= WRITTEN EXERCISE =
Retype all material exactly. Pictures stay out of the copy.
# # # # #
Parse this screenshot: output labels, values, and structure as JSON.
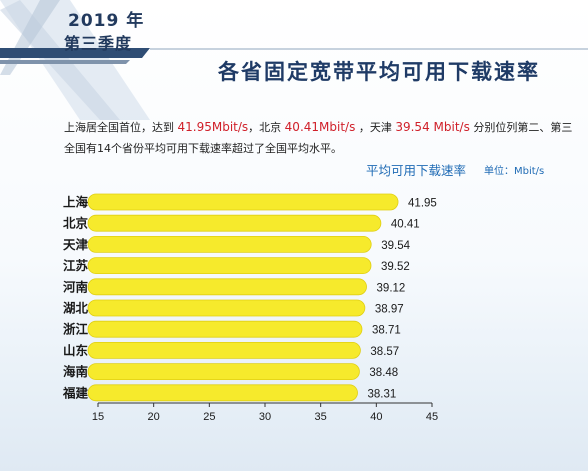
{
  "header": {
    "year": "2019 年",
    "quarter": "第三季度",
    "title": "各省固定宽带平均可用下载速率"
  },
  "description": {
    "line1": {
      "t1": "上海居全国首位，达到 ",
      "v1": "41.95Mbit/s",
      "t2": "，北京 ",
      "v2": "40.41Mbit/s",
      "t3": " ，天津 ",
      "v3": "39.54 Mbit/s",
      "t4": " 分别位列第二、第三"
    },
    "line2": "全国有14个省份平均可用下载速率超过了全国平均水平。"
  },
  "chart_data": {
    "type": "bar",
    "orientation": "horizontal",
    "title": "平均可用下载速率",
    "unit": "单位：Mbit/s",
    "categories": [
      "上海",
      "北京",
      "天津",
      "江苏",
      "河南",
      "湖北",
      "浙江",
      "山东",
      "海南",
      "福建"
    ],
    "values": [
      41.95,
      40.41,
      39.54,
      39.52,
      39.12,
      38.97,
      38.71,
      38.57,
      38.48,
      38.31
    ],
    "value_labels": [
      "41.95",
      "40.41",
      "39.54",
      "39.52",
      "39.12",
      "38.97",
      "38.71",
      "38.57",
      "38.48",
      "38.31"
    ],
    "xlim": [
      15,
      45
    ],
    "xticks": [
      15,
      20,
      25,
      30,
      35,
      40,
      45
    ],
    "grid": false,
    "colors": {
      "bar": "#f6ea2c",
      "bar_stroke": "#e0cf12",
      "axis": "#333333",
      "text": "#1a1a1a"
    }
  }
}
# # # # #
= EXERCISE OUTPUT =
Parse this screenshot: output labels, values, and structure as JSON.
{
  "header": {
    "year": "2019 年",
    "quarter": "第三季度",
    "title": "各省固定宽带平均可用下载速率"
  },
  "description": {
    "line1": {
      "t1": "上海居全国首位，达到 ",
      "v1": "41.95Mbit/s",
      "t2": "，北京 ",
      "v2": "40.41Mbit/s",
      "t3": " ，天津 ",
      "v3": "39.54 Mbit/s",
      "t4": " 分别位列第二、第三"
    },
    "line2": "全国有14个省份平均可用下载速率超过了全国平均水平。"
  },
  "chart_data": {
    "type": "bar",
    "orientation": "horizontal",
    "title": "平均可用下载速率",
    "unit": "单位：Mbit/s",
    "categories": [
      "上海",
      "北京",
      "天津",
      "江苏",
      "河南",
      "湖北",
      "浙江",
      "山东",
      "海南",
      "福建"
    ],
    "values": [
      41.95,
      40.41,
      39.54,
      39.52,
      39.12,
      38.97,
      38.71,
      38.57,
      38.48,
      38.31
    ],
    "value_labels": [
      "41.95",
      "40.41",
      "39.54",
      "39.52",
      "39.12",
      "38.97",
      "38.71",
      "38.57",
      "38.48",
      "38.31"
    ],
    "xlim": [
      15,
      45
    ],
    "xticks": [
      15,
      20,
      25,
      30,
      35,
      40,
      45
    ],
    "grid": false,
    "colors": {
      "bar": "#f6ea2c",
      "bar_stroke": "#e0cf12",
      "axis": "#333333",
      "text": "#1a1a1a"
    }
  }
}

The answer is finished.